Problems and tasks:
- A) Answer these questions using the passage on image recognition:
(i) What symbol represents the maximum pixel value obtained from the statistic?
(ii) What value is given as an example of the value threshold of the RGB channels?
(iii) Which three semantic types are listed as labels that can be put on the RGB image?
- B) Continue the passage on image recognition from the point where it stops.

For example, the channels other than the RGB channels in the image are removed by geographic information processing software. A statistic is made on the values of the pixels on all channels of the processed image to obtain a maximum value, which is represented as MAX_VAL. Taking the value p_c_i_j of a pixel having the coordinates (i, j) on a certain channel of the RGB channels in the image as an example, the normalized value of the pixel is obtained by dividing the value p_c_i_j by the maximum value MAX_VAL. The value threshold (such as 255) of the RGB channels is multiplied by the normalized value to obtain the multiplied result as the processed value. For example, the processed value of the pixel may be expressed as p_c_i_j/MAX_VAL*255.
In block 304, a recognition result of the image is generated based on the corresponding RGB image and the semantic type of each pixel.
For example, the RGB image corresponding to the image is annotated based on the semantic type of each pixel, and the annotated result is used as the recognition result of the image. For example, the semantic type, such as forest, river, or building, can be labeled on the RGB image, and the annotation result of the RGB image is used as the recognition result of the image.

Saved entries:
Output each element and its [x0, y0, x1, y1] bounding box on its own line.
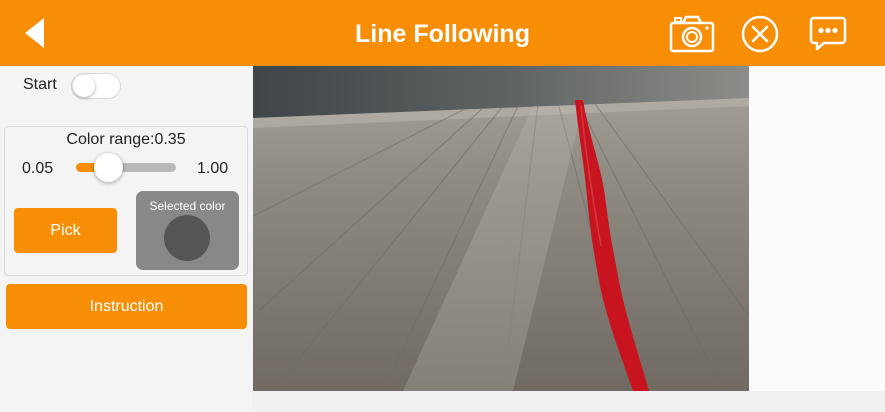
slider-thumb[interactable]	[93, 153, 123, 182]
back-arrow-icon	[25, 18, 44, 48]
chat-more-icon	[809, 16, 847, 51]
chat-button[interactable]	[804, 10, 852, 58]
start-label: Start	[23, 76, 57, 93]
selected-color-swatch	[164, 215, 210, 261]
start-toggle[interactable]	[71, 73, 121, 99]
close-circle-icon	[741, 15, 779, 53]
selected-color-panel: Selected color	[136, 191, 239, 270]
range-min-label: 0.05	[22, 160, 54, 177]
back-button[interactable]	[18, 14, 52, 52]
color-range-label: Color range:0.35	[66, 131, 186, 148]
instruction-button[interactable]: Instruction	[6, 284, 247, 329]
pick-button[interactable]: Pick	[14, 208, 117, 253]
bottom-strip	[252, 391, 885, 412]
close-button[interactable]	[736, 10, 784, 58]
range-max-label: 1.00	[197, 160, 229, 177]
right-blank-area	[749, 66, 885, 391]
camera-feed	[253, 66, 749, 391]
color-range-slider[interactable]	[76, 153, 176, 182]
top-bar: Line Following	[0, 0, 885, 66]
camera-feed-image	[253, 66, 749, 391]
selected-color-label: Selected color	[149, 199, 226, 213]
toggle-knob	[73, 75, 95, 97]
camera-icon	[669, 15, 715, 53]
camera-button[interactable]	[668, 10, 716, 58]
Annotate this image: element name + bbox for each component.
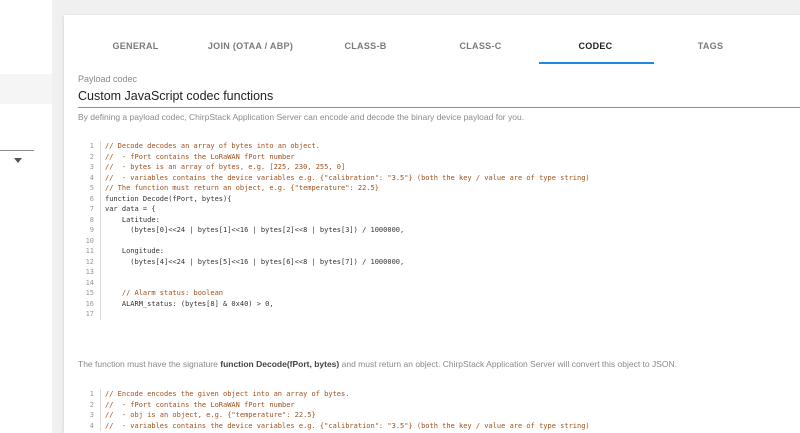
payload-codec-label: Payload codec <box>78 74 138 84</box>
tab-join[interactable]: JOIN (OTAA / ABP) <box>193 15 308 63</box>
line-number: 13 <box>80 267 101 278</box>
code-line: 7 var data = { <box>80 204 800 215</box>
line-number: 1 <box>80 141 101 152</box>
code-line: 12 (bytes[4]<<24 | bytes[5]<<16 | bytes[… <box>80 256 800 267</box>
line-number: 2 <box>80 399 101 410</box>
decode-function-description: The function must have the signature fun… <box>78 359 677 369</box>
decode-desc-before: The function must have the signature <box>78 359 221 369</box>
line-number: 10 <box>80 235 101 246</box>
line-number: 14 <box>80 277 101 288</box>
select-underline <box>0 150 34 151</box>
line-number: 4 <box>80 420 101 431</box>
line-number: 16 <box>80 298 101 309</box>
sidebar-selected-item[interactable] <box>0 74 52 104</box>
chevron-down-icon[interactable] <box>14 158 22 163</box>
code-text: var data = { <box>105 205 156 213</box>
code-line: 4 // - variables contains the device vari… <box>80 172 800 183</box>
code-line: 14 <box>80 277 800 288</box>
code-text: // The function must return an object, e… <box>105 184 379 192</box>
code-text: // Decode decodes an array of bytes into… <box>105 142 320 150</box>
code-line: 11 Longitude: <box>80 246 800 257</box>
line-number: 4 <box>80 172 101 183</box>
line-number: 7 <box>80 204 101 215</box>
left-panel <box>0 0 52 433</box>
code-text: // Alarm status: boolean <box>105 289 224 297</box>
code-line: 8 Latitude: <box>80 214 800 225</box>
code-line: 17 <box>80 309 800 320</box>
code-text: // Encode encodes the given object into … <box>105 390 350 398</box>
code-text: // - obj is an object, e.g. {"temperatur… <box>105 411 316 419</box>
line-number: 11 <box>80 246 101 257</box>
payload-codec-underline <box>78 107 800 108</box>
tab-general[interactable]: GENERAL <box>78 15 193 63</box>
code-line: 6 function Decode(fPort, bytes){ <box>80 193 800 204</box>
active-tab-indicator <box>539 62 654 64</box>
tab-codec[interactable]: CODEC <box>538 15 653 63</box>
code-line: 4 // - variables contains the device vari… <box>80 420 800 431</box>
line-number: 5 <box>80 183 101 194</box>
code-text: Latitude: <box>105 215 160 224</box>
tab-tags[interactable]: TAGS <box>653 15 768 63</box>
code-text: // - fPort contains the LoRaWAN fPort nu… <box>105 400 295 409</box>
decode-desc-after: and must return an object. ChirpStack Ap… <box>339 359 678 369</box>
payload-codec-helper: By defining a payload codec, ChirpStack … <box>78 112 525 122</box>
code-line: 2 // - fPort contains the LoRaWAN fPort n… <box>80 151 800 162</box>
code-text: // - variables contains the device varia… <box>105 421 590 430</box>
payload-codec-select[interactable]: Custom JavaScript codec functions <box>78 89 273 103</box>
line-number: 2 <box>80 151 101 162</box>
encode-code-editor[interactable]: 1 // Encode encodes the given object into… <box>80 389 800 433</box>
code-text: (bytes[4]<<24 | bytes[5]<<16 | bytes[6]<… <box>105 257 405 266</box>
code-line: 3 // - bytes is an array of bytes, e.g. [… <box>80 162 800 173</box>
code-line: 3 // - obj is an object, e.g. {"temperatu… <box>80 410 800 421</box>
code-line: 10 <box>80 235 800 246</box>
code-text: Longitude: <box>105 247 165 255</box>
line-number: 6 <box>80 193 101 204</box>
tab-bar: GENERAL JOIN (OTAA / ABP) CLASS-B CLASS-… <box>64 15 800 64</box>
code-line: 16 ALARM_status: (bytes[8] & 0x40) > 0, <box>80 298 800 309</box>
line-number: 9 <box>80 225 101 236</box>
code-text: // - fPort contains the LoRaWAN fPort nu… <box>105 152 295 161</box>
device-form-card: GENERAL JOIN (OTAA / ABP) CLASS-B CLASS-… <box>64 15 800 433</box>
code-text: (bytes[0]<<24 | bytes[1]<<16 | bytes[2]<… <box>105 226 405 234</box>
line-number: 15 <box>80 288 101 299</box>
decode-desc-signature: function Decode(fPort, bytes) <box>220 359 340 369</box>
line-number: 3 <box>80 162 101 173</box>
code-line: 5 // The function must return an object, … <box>80 183 800 194</box>
code-line: 1 // Encode encodes the given object into… <box>80 389 800 400</box>
tab-class-c[interactable]: CLASS-C <box>423 15 538 63</box>
code-line: 1 // Decode decodes an array of bytes int… <box>80 141 800 152</box>
code-line: 2 // - fPort contains the LoRaWAN fPort n… <box>80 399 800 410</box>
code-text: function Decode(fPort, bytes){ <box>105 194 232 203</box>
line-number: 3 <box>80 410 101 421</box>
code-line: 13 <box>80 267 800 278</box>
line-number: 8 <box>80 214 101 225</box>
code-text: // - variables contains the device varia… <box>105 173 590 182</box>
line-number: 17 <box>80 309 101 320</box>
code-line: 15 // Alarm status: boolean <box>80 288 800 299</box>
code-line: 9 (bytes[0]<<24 | bytes[1]<<16 | bytes[2… <box>80 225 800 236</box>
code-text: ALARM_status: (bytes[8] & 0x40) > 0, <box>105 299 274 308</box>
decode-code-editor[interactable]: 1 // Decode decodes an array of bytes int… <box>80 141 800 353</box>
line-number: 12 <box>80 256 101 267</box>
line-number: 1 <box>80 389 101 400</box>
code-text: // - bytes is an array of bytes, e.g. [2… <box>105 163 346 171</box>
tab-class-b[interactable]: CLASS-B <box>308 15 423 63</box>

Solved tasks:
- A)
(i) MAX_VAL
(ii) 255
(iii) Forest, river, and building

- B)
In conclusion, the RGB image corresponding to the image is generated. The recognition result of the image is generated based on the RGB image corresponding to the image and the semantic type of each pixel. Therefore, the recognition result of the image can be intuitively displayed.
With the method for recognizing an image according to embodiments of the disclosure, the image to be processed is obtained. The number of first channels of the image is greater than the number of second channels of the RGB image. The semantic type of each pixel in the image is determined based on the value of each pixel in the image on each channel. According to the image and the semantic type of each pixel, the recognition result of the image is generated. This method determines the semantic type of each pixel in the image by making full use of the values of the pixels on the channels in the image, and the image is recognized based on the semantic type of each pixel in the image, thereby improving the image recognition accuracy.
In order to implement the foregoing embodiment, the embodiments of the disclosure also provide an apparatus for recognizing an image.
The obtaining module 410 is configured to obtain an image to be processed, the number of first channels of the image is greater than the number of second channels of an RGB (red green blue) image. The determining module 420 is configured to, for each pixel of the image, determine a semantic type of the pixel based on a value of the pixel on each channel. The generating module 430 is configured to generate a recognition result of the image based on the image and the semantic type of each pixel.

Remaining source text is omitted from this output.